- Data provided -
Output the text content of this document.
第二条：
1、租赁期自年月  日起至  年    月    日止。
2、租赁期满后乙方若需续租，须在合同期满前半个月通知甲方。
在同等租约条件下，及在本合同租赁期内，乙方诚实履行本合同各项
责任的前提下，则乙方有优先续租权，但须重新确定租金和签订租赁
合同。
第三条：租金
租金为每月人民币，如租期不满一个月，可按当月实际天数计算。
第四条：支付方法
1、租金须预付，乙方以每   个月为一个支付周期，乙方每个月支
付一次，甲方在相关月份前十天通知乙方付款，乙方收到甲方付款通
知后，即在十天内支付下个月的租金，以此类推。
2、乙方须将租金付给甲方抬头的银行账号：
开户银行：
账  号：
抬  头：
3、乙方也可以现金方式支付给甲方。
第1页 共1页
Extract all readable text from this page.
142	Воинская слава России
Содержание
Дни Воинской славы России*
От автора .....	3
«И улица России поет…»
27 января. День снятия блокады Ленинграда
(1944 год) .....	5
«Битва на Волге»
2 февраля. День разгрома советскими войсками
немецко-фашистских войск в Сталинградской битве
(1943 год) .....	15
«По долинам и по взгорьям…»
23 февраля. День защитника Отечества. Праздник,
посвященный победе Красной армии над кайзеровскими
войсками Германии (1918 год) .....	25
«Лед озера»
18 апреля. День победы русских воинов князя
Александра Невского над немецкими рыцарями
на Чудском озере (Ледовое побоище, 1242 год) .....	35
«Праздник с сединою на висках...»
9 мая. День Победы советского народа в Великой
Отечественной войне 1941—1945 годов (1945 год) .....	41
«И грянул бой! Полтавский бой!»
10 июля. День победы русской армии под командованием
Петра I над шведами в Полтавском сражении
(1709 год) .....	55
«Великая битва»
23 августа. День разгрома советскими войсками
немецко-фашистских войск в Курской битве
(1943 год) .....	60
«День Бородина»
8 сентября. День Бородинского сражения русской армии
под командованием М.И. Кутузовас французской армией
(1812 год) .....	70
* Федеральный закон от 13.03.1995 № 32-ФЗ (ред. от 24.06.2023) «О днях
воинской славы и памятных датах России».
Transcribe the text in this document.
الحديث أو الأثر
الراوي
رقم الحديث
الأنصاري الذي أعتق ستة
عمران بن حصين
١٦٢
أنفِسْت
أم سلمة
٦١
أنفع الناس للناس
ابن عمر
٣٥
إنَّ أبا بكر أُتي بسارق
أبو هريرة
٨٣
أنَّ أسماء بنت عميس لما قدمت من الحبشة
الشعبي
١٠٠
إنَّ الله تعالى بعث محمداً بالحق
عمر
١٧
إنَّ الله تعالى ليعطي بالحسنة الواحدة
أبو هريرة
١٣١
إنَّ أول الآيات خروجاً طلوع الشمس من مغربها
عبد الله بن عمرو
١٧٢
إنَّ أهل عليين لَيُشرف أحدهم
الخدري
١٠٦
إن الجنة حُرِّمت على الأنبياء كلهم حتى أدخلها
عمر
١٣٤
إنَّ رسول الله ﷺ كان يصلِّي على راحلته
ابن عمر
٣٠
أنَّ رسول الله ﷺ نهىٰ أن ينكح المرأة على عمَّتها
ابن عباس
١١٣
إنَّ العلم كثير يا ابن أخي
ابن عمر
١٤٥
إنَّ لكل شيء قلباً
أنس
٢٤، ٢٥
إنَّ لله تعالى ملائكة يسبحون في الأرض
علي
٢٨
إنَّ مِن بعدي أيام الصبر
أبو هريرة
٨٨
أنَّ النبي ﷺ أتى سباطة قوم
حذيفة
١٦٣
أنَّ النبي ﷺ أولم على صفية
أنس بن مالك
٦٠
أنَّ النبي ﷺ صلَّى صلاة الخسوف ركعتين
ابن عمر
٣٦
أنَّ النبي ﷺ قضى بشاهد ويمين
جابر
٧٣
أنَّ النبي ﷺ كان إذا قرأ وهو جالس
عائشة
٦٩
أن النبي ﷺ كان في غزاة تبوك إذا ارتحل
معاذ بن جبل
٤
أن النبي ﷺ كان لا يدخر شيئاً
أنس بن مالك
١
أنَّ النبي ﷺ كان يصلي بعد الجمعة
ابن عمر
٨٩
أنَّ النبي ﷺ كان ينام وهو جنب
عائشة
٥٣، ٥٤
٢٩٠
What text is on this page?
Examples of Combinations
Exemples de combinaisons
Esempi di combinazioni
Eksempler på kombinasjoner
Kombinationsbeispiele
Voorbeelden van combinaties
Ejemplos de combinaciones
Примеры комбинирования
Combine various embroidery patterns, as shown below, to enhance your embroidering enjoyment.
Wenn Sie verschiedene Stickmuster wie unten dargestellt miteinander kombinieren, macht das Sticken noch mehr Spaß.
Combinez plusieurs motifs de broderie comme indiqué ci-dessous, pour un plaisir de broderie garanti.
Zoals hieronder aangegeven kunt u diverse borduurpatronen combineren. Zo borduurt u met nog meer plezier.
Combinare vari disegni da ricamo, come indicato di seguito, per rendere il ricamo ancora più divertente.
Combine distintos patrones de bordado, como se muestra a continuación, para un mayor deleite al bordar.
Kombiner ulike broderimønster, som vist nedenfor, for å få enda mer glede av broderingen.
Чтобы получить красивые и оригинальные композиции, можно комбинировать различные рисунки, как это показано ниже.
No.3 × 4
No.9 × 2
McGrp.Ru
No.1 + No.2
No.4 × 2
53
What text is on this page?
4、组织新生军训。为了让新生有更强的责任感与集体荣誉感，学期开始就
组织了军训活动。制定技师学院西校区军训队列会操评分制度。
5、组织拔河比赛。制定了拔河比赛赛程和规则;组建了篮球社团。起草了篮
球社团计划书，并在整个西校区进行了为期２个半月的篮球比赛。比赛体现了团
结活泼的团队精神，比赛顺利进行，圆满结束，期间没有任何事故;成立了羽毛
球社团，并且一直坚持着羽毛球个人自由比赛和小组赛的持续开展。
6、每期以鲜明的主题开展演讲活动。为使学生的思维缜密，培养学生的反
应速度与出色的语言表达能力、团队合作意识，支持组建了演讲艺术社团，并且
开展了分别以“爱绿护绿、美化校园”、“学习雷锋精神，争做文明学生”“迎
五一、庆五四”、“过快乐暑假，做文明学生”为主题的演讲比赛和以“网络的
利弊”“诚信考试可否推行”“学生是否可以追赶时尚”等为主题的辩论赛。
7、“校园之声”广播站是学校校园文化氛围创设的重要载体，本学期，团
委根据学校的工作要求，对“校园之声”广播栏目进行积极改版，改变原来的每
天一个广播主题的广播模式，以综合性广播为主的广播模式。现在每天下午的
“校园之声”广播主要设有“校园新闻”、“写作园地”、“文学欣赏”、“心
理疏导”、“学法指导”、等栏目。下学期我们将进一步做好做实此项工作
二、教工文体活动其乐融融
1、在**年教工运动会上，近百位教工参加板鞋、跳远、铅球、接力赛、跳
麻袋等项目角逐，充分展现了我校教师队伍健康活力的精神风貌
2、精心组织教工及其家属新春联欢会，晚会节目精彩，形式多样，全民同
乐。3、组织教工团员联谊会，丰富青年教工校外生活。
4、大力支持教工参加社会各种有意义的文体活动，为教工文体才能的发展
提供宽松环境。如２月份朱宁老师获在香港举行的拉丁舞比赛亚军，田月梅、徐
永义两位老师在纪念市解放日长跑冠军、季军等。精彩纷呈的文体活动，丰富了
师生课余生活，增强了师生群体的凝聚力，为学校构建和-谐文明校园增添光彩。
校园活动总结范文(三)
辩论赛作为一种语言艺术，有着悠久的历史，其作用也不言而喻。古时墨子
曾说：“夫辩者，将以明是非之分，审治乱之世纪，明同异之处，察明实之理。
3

- Exercise brief -
Please repeat the material above, word for word and in full.

- The output -
Output the text content of this document.
第二条：
1、租赁期自年月  日起至  年    月    日止。
2、租赁期满后乙方若需续租，须在合同期满前半个月通知甲方。
在同等租约条件下，及在本合同租赁期内，乙方诚实履行本合同各项
责任的前提下，则乙方有优先续租权，但须重新确定租金和签订租赁
合同。
第三条：租金
租金为每月人民币，如租期不满一个月，可按当月实际天数计算。
第四条：支付方法
1、租金须预付，乙方以每   个月为一个支付周期，乙方每个月支
付一次，甲方在相关月份前十天通知乙方付款，乙方收到甲方付款通
知后，即在十天内支付下个月的租金，以此类推。
2、乙方须将租金付给甲方抬头的银行账号：
开户银行：
账  号：
抬  头：
3、乙方也可以现金方式支付给甲方。
第1页 共1页
Extract all readable text from this page.
142	Воинская слава России
Содержание
Дни Воинской славы России*
От автора .....	3
«И улица России поет…»
27 января. День снятия блокады Ленинграда
(1944 год) .....	5
«Битва на Волге»
2 февраля. День разгрома советскими войсками
немецко-фашистских войск в Сталинградской битве
(1943 год) .....	15
«По долинам и по взгорьям…»
23 февраля. День защитника Отечества. Праздник,
посвященный победе Красной армии над кайзеровскими
войсками Германии (1918 год) .....	25
«Лед озера»
18 апреля. День победы русских воинов князя
Александра Невского над немецкими рыцарями
на Чудском озере (Ледовое побоище, 1242 год) .....	35
«Праздник с сединою на висках...»
9 мая. День Победы советского народа в Великой
Отечественной войне 1941—1945 годов (1945 год) .....	41
«И грянул бой! Полтавский бой!»
10 июля. День победы русской армии под командованием
Петра I над шведами в Полтавском сражении
(1709 год) .....	55
«Великая битва»
23 августа. День разгрома советскими войсками
немецко-фашистских войск в Курской битве
(1943 год) .....	60
«День Бородина»
8 сентября. День Бородинского сражения русской армии
под командованием М.И. Кутузовас французской армией
(1812 год) .....	70
* Федеральный закон от 13.03.1995 № 32-ФЗ (ред. от 24.06.2023) «О днях
воинской славы и памятных датах России».
Transcribe the text in this document.
الحديث أو الأثر
الراوي
رقم الحديث
الأنصاري الذي أعتق ستة
عمران بن حصين
١٦٢
أنفِسْت
أم سلمة
٦١
أنفع الناس للناس
ابن عمر
٣٥
إنَّ أبا بكر أُتي بسارق
أبو هريرة
٨٣
أنَّ أسماء بنت عميس لما قدمت من الحبشة
الشعبي
١٠٠
إنَّ الله تعالى بعث محمداً بالحق
عمر
١٧
إنَّ الله تعالى ليعطي بالحسنة الواحدة
أبو هريرة
١٣١
إنَّ أول الآيات خروجاً طلوع الشمس من مغربها
عبد الله بن عمرو
١٧٢
إنَّ أهل عليين لَيُشرف أحدهم
الخدري
١٠٦
إن الجنة حُرِّمت على الأنبياء كلهم حتى أدخلها
عمر
١٣٤
إنَّ رسول الله ﷺ كان يصلِّي على راحلته
ابن عمر
٣٠
أنَّ رسول الله ﷺ نهىٰ أن ينكح المرأة على عمَّتها
ابن عباس
١١٣
إنَّ العلم كثير يا ابن أخي
ابن عمر
١٤٥
إنَّ لكل شيء قلباً
أنس
٢٤، ٢٥
إنَّ لله تعالى ملائكة يسبحون في الأرض
علي
٢٨
إنَّ مِن بعدي أيام الصبر
أبو هريرة
٨٨
أنَّ النبي ﷺ أتى سباطة قوم
حذيفة
١٦٣
أنَّ النبي ﷺ أولم على صفية
أنس بن مالك
٦٠
أنَّ النبي ﷺ صلَّى صلاة الخسوف ركعتين
ابن عمر
٣٦
أنَّ النبي ﷺ قضى بشاهد ويمين
جابر
٧٣
أنَّ النبي ﷺ كان إذا قرأ وهو جالس
عائشة
٦٩
أن النبي ﷺ كان في غزاة تبوك إذا ارتحل
معاذ بن جبل
٤
أن النبي ﷺ كان لا يدخر شيئاً
أنس بن مالك
١
أنَّ النبي ﷺ كان يصلي بعد الجمعة
ابن عمر
٨٩
أنَّ النبي ﷺ كان ينام وهو جنب
عائشة
٥٣، ٥٤
٢٩٠
What text is on this page?
Examples of Combinations
Exemples de combinaisons
Esempi di combinazioni
Eksempler på kombinasjoner
Kombinationsbeispiele
Voorbeelden van combinaties
Ejemplos de combinaciones
Примеры комбинирования
Combine various embroidery patterns, as shown below, to enhance your embroidering enjoyment.
Wenn Sie verschiedene Stickmuster wie unten dargestellt miteinander kombinieren, macht das Sticken noch mehr Spaß.
Combinez plusieurs motifs de broderie comme indiqué ci-dessous, pour un plaisir de broderie garanti.
Zoals hieronder aangegeven kunt u diverse borduurpatronen combineren. Zo borduurt u met nog meer plezier.
Combinare vari disegni da ricamo, come indicato di seguito, per rendere il ricamo ancora più divertente.
Combine distintos patrones de bordado, como se muestra a continuación, para un mayor deleite al bordar.
Kombiner ulike broderimønster, som vist nedenfor, for å få enda mer glede av broderingen.
Чтобы получить красивые и оригинальные композиции, можно комбинировать различные рисунки, как это показано ниже.
No.3 × 4
No.9 × 2
McGrp.Ru
No.1 + No.2
No.4 × 2
53
What text is on this page?
4、组织新生军训。为了让新生有更强的责任感与集体荣誉感，学期开始就
组织了军训活动。制定技师学院西校区军训队列会操评分制度。
5、组织拔河比赛。制定了拔河比赛赛程和规则;组建了篮球社团。起草了篮
球社团计划书，并在整个西校区进行了为期２个半月的篮球比赛。比赛体现了团
结活泼的团队精神，比赛顺利进行，圆满结束，期间没有任何事故;成立了羽毛
球社团，并且一直坚持着羽毛球个人自由比赛和小组赛的持续开展。
6、每期以鲜明的主题开展演讲活动。为使学生的思维缜密，培养学生的反
应速度与出色的语言表达能力、团队合作意识，支持组建了演讲艺术社团，并且
开展了分别以“爱绿护绿、美化校园”、“学习雷锋精神，争做文明学生”“迎
五一、庆五四”、“过快乐暑假，做文明学生”为主题的演讲比赛和以“网络的
利弊”“诚信考试可否推行”“学生是否可以追赶时尚”等为主题的辩论赛。
7、“校园之声”广播站是学校校园文化氛围创设的重要载体，本学期，团
委根据学校的工作要求，对“校园之声”广播栏目进行积极改版，改变原来的每
天一个广播主题的广播模式，以综合性广播为主的广播模式。现在每天下午的
“校园之声”广播主要设有“校园新闻”、“写作园地”、“文学欣赏”、“心
理疏导”、“学法指导”、等栏目。下学期我们将进一步做好做实此项工作
二、教工文体活动其乐融融
1、在**年教工运动会上，近百位教工参加板鞋、跳远、铅球、接力赛、跳
麻袋等项目角逐，充分展现了我校教师队伍健康活力的精神风貌
2、精心组织教工及其家属新春联欢会，晚会节目精彩，形式多样，全民同
乐。3、组织教工团员联谊会，丰富青年教工校外生活。
4、大力支持教工参加社会各种有意义的文体活动，为教工文体才能的发展
提供宽松环境。如２月份朱宁老师获在香港举行的拉丁舞比赛亚军，田月梅、徐
永义两位老师在纪念市解放日长跑冠军、季军等。精彩纷呈的文体活动，丰富了
师生课余生活，增强了师生群体的凝聚力，为学校构建和-谐文明校园增添光彩。
校园活动总结范文(三)
辩论赛作为一种语言艺术，有着悠久的历史，其作用也不言而喻。古时墨子
曾说：“夫辩者，将以明是非之分，审治乱之世纪，明同异之处，察明实之理。
3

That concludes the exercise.